[Start of GIVEN DATA]
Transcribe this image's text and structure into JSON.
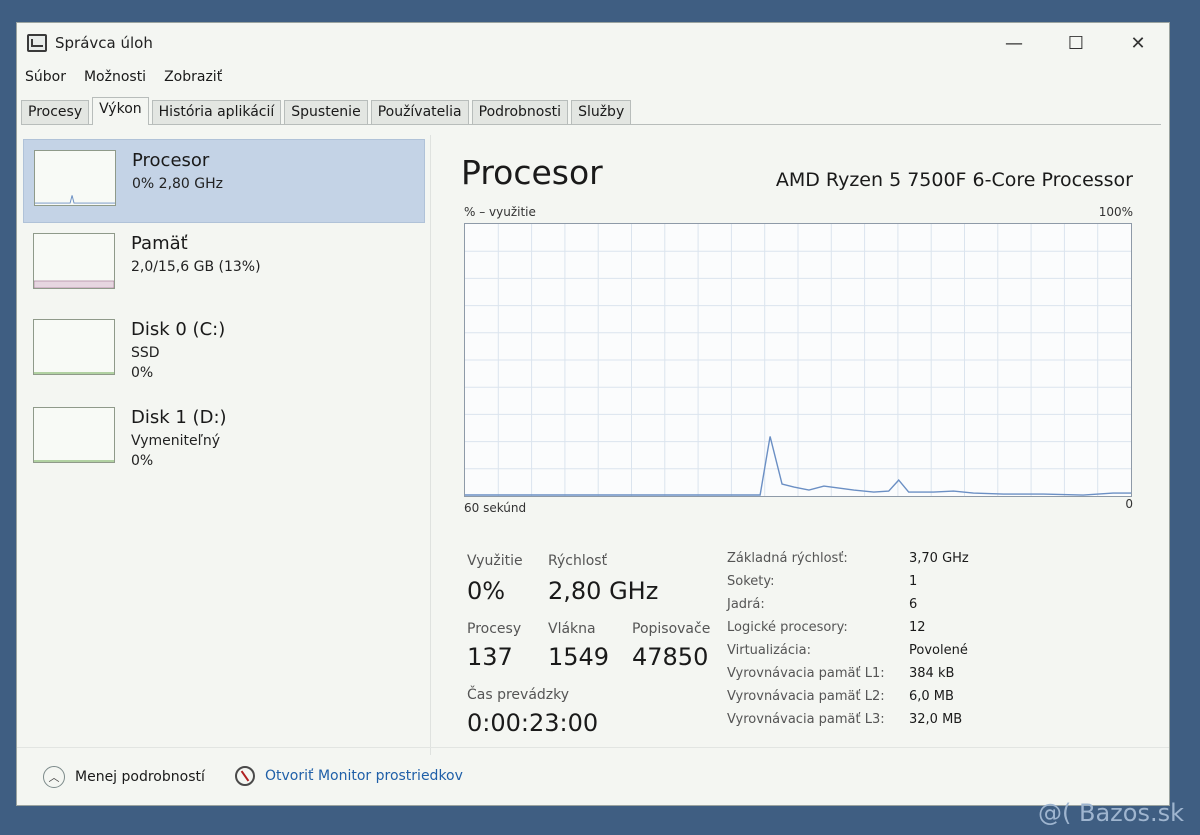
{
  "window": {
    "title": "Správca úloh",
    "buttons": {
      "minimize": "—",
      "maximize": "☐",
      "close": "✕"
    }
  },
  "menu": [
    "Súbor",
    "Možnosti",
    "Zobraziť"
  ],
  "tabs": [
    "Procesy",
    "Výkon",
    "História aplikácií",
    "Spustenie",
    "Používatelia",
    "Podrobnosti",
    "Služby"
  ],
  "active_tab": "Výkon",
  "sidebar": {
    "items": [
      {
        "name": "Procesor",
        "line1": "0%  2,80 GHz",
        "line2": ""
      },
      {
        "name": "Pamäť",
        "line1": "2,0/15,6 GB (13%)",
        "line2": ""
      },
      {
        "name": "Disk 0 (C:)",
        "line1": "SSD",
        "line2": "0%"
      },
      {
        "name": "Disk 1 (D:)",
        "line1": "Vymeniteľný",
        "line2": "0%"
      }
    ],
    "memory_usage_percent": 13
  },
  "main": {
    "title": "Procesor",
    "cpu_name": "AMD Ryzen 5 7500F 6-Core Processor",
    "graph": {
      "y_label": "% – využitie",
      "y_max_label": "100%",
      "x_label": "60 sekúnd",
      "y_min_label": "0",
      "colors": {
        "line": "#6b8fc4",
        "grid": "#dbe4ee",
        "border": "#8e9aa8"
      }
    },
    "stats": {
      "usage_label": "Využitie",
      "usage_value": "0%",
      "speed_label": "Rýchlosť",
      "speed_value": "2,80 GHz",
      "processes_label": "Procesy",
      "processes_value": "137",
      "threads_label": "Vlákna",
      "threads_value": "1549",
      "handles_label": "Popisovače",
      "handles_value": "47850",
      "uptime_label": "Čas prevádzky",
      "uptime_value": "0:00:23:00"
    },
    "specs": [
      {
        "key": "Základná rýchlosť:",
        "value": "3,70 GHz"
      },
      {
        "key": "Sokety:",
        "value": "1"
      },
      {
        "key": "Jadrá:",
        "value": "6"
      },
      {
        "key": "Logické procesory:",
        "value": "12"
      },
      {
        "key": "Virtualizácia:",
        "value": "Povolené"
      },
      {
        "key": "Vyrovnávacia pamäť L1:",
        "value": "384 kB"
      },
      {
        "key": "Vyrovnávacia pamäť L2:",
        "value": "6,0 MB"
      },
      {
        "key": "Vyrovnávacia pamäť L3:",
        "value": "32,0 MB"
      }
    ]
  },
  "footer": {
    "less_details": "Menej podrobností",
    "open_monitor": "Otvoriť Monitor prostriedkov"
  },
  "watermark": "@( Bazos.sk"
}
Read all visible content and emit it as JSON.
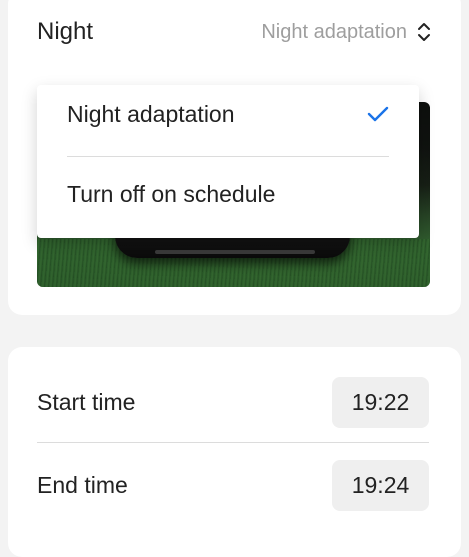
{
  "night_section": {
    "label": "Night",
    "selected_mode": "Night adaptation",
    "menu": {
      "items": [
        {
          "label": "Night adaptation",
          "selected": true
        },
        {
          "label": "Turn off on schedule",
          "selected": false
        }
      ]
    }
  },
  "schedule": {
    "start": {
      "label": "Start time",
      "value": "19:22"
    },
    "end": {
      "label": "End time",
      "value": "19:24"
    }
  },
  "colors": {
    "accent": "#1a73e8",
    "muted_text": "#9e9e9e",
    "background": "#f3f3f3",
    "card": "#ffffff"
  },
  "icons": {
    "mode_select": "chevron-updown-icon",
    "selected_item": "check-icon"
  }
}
[End of GIVEN DATA]
STATED GOAL:
Print the whole listing above once more, word for word, without its pictures.

EXERCISE ANSWER:
Transcribe this image's text and structure into JSON.
{
  "window": {
    "title": "Správca úloh",
    "buttons": {
      "minimize": "—",
      "maximize": "☐",
      "close": "✕"
    }
  },
  "menu": [
    "Súbor",
    "Možnosti",
    "Zobraziť"
  ],
  "tabs": [
    "Procesy",
    "Výkon",
    "História aplikácií",
    "Spustenie",
    "Používatelia",
    "Podrobnosti",
    "Služby"
  ],
  "active_tab": "Výkon",
  "sidebar": {
    "items": [
      {
        "name": "Procesor",
        "line1": "0%  2,80 GHz",
        "line2": ""
      },
      {
        "name": "Pamäť",
        "line1": "2,0/15,6 GB (13%)",
        "line2": ""
      },
      {
        "name": "Disk 0 (C:)",
        "line1": "SSD",
        "line2": "0%"
      },
      {
        "name": "Disk 1 (D:)",
        "line1": "Vymeniteľný",
        "line2": "0%"
      }
    ],
    "memory_usage_percent": 13
  },
  "main": {
    "title": "Procesor",
    "cpu_name": "AMD Ryzen 5 7500F 6-Core Processor",
    "graph": {
      "y_label": "% – využitie",
      "y_max_label": "100%",
      "x_label": "60 sekúnd",
      "y_min_label": "0",
      "colors": {
        "line": "#6b8fc4",
        "grid": "#dbe4ee",
        "border": "#8e9aa8"
      }
    },
    "stats": {
      "usage_label": "Využitie",
      "usage_value": "0%",
      "speed_label": "Rýchlosť",
      "speed_value": "2,80 GHz",
      "processes_label": "Procesy",
      "processes_value": "137",
      "threads_label": "Vlákna",
      "threads_value": "1549",
      "handles_label": "Popisovače",
      "handles_value": "47850",
      "uptime_label": "Čas prevádzky",
      "uptime_value": "0:00:23:00"
    },
    "specs": [
      {
        "key": "Základná rýchlosť:",
        "value": "3,70 GHz"
      },
      {
        "key": "Sokety:",
        "value": "1"
      },
      {
        "key": "Jadrá:",
        "value": "6"
      },
      {
        "key": "Logické procesory:",
        "value": "12"
      },
      {
        "key": "Virtualizácia:",
        "value": "Povolené"
      },
      {
        "key": "Vyrovnávacia pamäť L1:",
        "value": "384 kB"
      },
      {
        "key": "Vyrovnávacia pamäť L2:",
        "value": "6,0 MB"
      },
      {
        "key": "Vyrovnávacia pamäť L3:",
        "value": "32,0 MB"
      }
    ]
  },
  "footer": {
    "less_details": "Menej podrobností",
    "open_monitor": "Otvoriť Monitor prostriedkov"
  },
  "watermark": "@( Bazos.sk"
}
Read all visible content and emit it as JSON.
{
  "night_section": {
    "label": "Night",
    "selected_mode": "Night adaptation",
    "menu": {
      "items": [
        {
          "label": "Night adaptation",
          "selected": true
        },
        {
          "label": "Turn off on schedule",
          "selected": false
        }
      ]
    }
  },
  "schedule": {
    "start": {
      "label": "Start time",
      "value": "19:22"
    },
    "end": {
      "label": "End time",
      "value": "19:24"
    }
  },
  "colors": {
    "accent": "#1a73e8",
    "muted_text": "#9e9e9e",
    "background": "#f3f3f3",
    "card": "#ffffff"
  },
  "icons": {
    "mode_select": "chevron-updown-icon",
    "selected_item": "check-icon"
  }
}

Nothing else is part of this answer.